Goal: From the listing below, pick out each line with the word "timer".

Task data:
-=-=-

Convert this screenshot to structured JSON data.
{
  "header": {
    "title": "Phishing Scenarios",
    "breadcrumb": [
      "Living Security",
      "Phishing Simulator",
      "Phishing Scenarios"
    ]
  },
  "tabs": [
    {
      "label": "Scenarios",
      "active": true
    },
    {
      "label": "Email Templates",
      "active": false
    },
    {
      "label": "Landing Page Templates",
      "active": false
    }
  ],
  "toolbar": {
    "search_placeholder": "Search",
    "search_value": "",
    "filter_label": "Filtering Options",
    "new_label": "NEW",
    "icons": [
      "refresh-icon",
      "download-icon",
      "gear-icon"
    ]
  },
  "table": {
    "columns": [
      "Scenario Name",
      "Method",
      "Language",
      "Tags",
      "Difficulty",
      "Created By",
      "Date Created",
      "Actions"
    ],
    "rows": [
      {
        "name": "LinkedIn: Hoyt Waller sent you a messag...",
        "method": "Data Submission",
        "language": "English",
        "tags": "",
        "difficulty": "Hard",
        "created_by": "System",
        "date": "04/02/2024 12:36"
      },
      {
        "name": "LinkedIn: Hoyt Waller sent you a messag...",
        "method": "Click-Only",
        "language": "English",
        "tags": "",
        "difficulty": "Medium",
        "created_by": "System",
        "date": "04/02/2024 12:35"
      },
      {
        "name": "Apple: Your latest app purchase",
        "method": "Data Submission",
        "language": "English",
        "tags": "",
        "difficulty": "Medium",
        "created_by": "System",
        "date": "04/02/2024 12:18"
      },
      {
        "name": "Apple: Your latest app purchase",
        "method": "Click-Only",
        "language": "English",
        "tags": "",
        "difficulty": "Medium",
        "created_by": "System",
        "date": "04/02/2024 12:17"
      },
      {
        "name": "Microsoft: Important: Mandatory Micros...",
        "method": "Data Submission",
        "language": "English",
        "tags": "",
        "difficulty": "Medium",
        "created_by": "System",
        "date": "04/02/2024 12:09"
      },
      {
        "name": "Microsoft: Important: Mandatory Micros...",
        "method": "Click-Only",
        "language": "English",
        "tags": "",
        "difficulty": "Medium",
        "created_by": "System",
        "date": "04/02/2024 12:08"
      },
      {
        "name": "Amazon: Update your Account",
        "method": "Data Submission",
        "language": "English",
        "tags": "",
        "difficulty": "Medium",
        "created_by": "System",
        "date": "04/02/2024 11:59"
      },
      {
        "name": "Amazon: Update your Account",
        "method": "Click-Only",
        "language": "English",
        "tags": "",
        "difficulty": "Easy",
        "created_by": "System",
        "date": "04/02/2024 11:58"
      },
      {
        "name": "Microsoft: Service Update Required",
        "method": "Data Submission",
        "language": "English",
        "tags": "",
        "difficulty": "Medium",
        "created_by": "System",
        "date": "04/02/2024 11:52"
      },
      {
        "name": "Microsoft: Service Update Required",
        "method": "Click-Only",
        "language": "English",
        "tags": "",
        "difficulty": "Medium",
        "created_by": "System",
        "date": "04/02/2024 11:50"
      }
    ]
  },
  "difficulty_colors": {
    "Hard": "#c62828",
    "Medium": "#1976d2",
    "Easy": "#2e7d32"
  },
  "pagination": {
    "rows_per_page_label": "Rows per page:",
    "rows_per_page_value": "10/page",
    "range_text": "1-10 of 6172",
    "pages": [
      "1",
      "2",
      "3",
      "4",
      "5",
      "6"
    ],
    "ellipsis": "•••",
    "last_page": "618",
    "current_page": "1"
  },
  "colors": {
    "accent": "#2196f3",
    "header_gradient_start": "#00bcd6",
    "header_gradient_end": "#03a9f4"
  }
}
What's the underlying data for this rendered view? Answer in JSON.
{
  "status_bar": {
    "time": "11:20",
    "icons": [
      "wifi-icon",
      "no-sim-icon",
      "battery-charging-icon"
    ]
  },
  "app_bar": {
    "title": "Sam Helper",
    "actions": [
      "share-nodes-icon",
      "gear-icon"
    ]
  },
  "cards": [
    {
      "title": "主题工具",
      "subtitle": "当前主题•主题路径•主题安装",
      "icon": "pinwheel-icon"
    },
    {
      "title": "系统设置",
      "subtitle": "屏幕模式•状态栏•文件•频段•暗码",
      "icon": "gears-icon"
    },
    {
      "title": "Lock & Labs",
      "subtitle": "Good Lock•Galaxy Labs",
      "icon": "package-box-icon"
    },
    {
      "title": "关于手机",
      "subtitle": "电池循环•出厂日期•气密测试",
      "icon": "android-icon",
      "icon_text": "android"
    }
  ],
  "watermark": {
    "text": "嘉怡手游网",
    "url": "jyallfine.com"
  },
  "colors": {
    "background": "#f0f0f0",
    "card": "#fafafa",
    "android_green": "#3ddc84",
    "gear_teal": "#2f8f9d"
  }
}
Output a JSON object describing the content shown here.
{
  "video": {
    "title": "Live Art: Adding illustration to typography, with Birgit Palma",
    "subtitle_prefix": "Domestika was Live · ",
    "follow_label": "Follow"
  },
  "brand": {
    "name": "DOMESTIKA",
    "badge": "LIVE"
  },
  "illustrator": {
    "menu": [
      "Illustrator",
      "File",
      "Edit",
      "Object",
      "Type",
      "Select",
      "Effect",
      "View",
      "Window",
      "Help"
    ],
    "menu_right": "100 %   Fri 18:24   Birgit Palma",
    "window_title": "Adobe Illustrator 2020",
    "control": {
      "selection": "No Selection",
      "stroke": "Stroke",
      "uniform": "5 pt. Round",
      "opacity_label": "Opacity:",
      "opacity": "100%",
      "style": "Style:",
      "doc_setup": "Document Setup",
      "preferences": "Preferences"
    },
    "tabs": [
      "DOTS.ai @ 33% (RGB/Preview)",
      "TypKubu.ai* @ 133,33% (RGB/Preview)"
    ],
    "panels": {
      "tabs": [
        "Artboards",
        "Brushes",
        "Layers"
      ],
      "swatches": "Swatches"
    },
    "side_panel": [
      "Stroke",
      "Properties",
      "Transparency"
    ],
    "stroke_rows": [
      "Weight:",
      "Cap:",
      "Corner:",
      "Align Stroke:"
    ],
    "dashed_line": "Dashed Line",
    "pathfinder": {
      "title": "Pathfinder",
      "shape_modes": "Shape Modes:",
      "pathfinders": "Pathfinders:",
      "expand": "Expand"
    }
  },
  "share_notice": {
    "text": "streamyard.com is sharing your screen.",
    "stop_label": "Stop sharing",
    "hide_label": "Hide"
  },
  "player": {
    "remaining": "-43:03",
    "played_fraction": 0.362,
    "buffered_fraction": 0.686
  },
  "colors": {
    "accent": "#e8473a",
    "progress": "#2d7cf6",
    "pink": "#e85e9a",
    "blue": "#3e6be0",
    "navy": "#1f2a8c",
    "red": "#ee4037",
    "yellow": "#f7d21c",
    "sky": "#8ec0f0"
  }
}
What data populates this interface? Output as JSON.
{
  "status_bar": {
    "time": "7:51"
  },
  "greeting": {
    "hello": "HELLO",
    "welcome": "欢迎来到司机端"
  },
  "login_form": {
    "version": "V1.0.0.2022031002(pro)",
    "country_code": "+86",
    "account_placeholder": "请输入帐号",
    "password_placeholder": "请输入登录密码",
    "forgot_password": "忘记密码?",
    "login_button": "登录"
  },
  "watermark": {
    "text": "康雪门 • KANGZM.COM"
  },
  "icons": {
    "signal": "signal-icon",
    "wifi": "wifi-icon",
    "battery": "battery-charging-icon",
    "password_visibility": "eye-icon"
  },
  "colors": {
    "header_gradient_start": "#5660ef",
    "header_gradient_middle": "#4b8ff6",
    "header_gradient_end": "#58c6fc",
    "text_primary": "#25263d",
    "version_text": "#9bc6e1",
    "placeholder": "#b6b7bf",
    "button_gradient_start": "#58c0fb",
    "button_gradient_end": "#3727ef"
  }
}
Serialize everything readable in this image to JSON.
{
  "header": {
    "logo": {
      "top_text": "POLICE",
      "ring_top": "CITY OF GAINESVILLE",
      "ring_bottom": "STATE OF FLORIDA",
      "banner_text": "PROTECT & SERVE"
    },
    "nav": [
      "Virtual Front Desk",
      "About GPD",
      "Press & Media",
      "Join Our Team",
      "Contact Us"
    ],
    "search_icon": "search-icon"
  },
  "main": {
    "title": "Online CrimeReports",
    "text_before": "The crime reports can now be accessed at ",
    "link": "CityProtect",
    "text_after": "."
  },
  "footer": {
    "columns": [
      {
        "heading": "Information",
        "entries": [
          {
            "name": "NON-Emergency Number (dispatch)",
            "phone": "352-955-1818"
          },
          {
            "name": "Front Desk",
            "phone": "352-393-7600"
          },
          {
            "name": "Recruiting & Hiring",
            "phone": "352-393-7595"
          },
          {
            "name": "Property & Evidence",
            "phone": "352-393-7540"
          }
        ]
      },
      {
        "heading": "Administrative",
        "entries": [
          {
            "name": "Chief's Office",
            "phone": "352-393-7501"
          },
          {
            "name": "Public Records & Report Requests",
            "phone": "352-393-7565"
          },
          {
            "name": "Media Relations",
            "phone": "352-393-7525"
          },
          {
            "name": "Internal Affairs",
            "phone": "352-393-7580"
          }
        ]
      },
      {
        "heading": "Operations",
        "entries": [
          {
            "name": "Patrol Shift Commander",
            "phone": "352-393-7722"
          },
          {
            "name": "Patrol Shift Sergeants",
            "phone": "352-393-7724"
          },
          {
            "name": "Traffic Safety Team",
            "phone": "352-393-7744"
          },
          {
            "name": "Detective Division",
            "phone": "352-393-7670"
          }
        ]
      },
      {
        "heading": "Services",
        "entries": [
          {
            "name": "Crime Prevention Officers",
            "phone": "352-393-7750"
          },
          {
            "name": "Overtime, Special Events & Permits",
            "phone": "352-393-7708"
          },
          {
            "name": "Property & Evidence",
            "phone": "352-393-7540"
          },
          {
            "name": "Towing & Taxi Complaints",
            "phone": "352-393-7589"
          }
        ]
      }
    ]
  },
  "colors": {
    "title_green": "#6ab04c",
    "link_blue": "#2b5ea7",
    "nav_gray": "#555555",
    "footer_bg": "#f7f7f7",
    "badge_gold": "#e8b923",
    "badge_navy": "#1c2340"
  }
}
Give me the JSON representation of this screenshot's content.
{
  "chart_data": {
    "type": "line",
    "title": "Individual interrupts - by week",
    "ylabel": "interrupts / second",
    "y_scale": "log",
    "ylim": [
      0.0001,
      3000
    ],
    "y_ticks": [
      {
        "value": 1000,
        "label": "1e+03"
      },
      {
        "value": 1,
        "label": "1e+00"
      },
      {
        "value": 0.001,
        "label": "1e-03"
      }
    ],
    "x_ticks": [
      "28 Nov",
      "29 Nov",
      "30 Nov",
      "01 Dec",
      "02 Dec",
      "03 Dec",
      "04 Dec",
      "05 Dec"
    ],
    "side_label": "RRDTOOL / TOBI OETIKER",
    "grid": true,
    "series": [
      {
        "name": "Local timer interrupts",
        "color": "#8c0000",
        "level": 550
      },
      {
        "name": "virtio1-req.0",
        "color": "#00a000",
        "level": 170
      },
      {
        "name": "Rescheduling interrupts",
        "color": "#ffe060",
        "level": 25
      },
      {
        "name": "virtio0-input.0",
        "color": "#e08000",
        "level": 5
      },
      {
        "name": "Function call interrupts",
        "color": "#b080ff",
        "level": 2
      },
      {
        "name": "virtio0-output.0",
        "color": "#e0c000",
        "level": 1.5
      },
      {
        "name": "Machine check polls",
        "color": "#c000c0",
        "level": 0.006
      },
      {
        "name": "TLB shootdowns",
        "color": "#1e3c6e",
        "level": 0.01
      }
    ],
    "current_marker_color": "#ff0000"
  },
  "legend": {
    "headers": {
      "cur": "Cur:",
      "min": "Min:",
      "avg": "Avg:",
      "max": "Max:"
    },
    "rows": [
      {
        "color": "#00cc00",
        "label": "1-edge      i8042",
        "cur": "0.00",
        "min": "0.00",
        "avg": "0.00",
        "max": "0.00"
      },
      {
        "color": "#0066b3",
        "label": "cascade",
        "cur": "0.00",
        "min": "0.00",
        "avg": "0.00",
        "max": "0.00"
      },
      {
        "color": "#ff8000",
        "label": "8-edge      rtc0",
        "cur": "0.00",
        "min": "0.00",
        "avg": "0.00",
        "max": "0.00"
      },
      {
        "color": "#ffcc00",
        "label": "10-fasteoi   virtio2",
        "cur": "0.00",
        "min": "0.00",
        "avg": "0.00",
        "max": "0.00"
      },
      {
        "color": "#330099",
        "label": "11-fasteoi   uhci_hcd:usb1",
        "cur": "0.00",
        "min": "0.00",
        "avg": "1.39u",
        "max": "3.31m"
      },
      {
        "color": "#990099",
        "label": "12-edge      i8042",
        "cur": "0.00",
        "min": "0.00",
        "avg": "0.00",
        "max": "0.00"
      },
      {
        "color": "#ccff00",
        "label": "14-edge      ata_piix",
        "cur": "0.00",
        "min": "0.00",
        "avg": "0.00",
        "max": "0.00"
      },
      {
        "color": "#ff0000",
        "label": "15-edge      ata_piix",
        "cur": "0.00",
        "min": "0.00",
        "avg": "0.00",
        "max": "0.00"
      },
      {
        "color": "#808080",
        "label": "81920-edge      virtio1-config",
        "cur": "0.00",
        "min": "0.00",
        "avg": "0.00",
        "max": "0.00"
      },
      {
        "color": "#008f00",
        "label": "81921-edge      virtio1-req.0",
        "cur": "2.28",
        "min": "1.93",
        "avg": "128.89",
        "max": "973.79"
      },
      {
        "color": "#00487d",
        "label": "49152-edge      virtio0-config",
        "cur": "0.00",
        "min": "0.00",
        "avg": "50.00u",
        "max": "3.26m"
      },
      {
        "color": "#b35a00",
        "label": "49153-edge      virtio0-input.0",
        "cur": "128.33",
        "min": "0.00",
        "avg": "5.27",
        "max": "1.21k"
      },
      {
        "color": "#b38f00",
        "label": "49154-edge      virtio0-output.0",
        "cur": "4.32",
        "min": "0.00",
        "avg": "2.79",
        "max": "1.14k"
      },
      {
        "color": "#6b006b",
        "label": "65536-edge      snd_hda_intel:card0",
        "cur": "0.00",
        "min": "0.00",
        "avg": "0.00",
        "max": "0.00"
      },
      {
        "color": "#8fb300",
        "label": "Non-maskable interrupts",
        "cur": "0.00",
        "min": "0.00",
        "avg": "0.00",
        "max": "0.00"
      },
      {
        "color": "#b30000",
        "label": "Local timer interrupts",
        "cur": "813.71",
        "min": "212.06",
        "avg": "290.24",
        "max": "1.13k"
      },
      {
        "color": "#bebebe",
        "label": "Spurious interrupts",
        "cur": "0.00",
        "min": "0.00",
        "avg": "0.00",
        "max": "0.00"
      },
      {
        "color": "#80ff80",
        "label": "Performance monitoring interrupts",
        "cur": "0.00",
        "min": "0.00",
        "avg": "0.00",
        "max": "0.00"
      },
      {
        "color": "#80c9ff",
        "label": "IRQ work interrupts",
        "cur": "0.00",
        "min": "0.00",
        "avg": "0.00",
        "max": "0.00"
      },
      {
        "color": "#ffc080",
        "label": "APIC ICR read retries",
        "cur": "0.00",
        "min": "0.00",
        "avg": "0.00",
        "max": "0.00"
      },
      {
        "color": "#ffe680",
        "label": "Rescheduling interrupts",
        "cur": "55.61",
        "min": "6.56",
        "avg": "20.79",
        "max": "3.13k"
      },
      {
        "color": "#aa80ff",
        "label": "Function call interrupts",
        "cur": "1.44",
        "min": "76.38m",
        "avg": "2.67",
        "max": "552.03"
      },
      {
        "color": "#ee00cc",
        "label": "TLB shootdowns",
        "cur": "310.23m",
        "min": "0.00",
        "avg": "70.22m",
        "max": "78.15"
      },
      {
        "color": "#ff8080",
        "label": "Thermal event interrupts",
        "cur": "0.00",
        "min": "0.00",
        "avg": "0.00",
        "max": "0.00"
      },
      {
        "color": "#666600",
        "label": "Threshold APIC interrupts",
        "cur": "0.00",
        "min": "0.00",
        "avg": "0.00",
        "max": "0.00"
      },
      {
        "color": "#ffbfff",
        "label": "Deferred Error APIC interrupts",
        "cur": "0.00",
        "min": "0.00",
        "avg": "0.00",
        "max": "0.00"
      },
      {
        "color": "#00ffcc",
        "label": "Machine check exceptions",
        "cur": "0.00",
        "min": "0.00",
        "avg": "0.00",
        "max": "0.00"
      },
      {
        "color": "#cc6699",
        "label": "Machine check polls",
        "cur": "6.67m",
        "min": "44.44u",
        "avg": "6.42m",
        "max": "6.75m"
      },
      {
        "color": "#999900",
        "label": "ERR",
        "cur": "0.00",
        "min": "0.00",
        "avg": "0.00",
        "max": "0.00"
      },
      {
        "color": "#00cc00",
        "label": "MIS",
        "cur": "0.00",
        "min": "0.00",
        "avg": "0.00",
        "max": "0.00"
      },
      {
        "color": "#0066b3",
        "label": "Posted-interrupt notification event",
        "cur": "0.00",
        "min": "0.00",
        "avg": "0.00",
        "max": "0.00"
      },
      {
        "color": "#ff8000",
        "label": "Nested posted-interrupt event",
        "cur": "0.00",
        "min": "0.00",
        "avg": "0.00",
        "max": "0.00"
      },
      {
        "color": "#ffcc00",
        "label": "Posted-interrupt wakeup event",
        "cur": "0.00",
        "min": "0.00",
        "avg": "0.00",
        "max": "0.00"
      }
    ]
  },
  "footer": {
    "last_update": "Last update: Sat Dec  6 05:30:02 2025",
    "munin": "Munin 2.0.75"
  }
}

-=-=-

Output:
        "name": "Local timer interrupts",
        "label": "Local timer interrupts",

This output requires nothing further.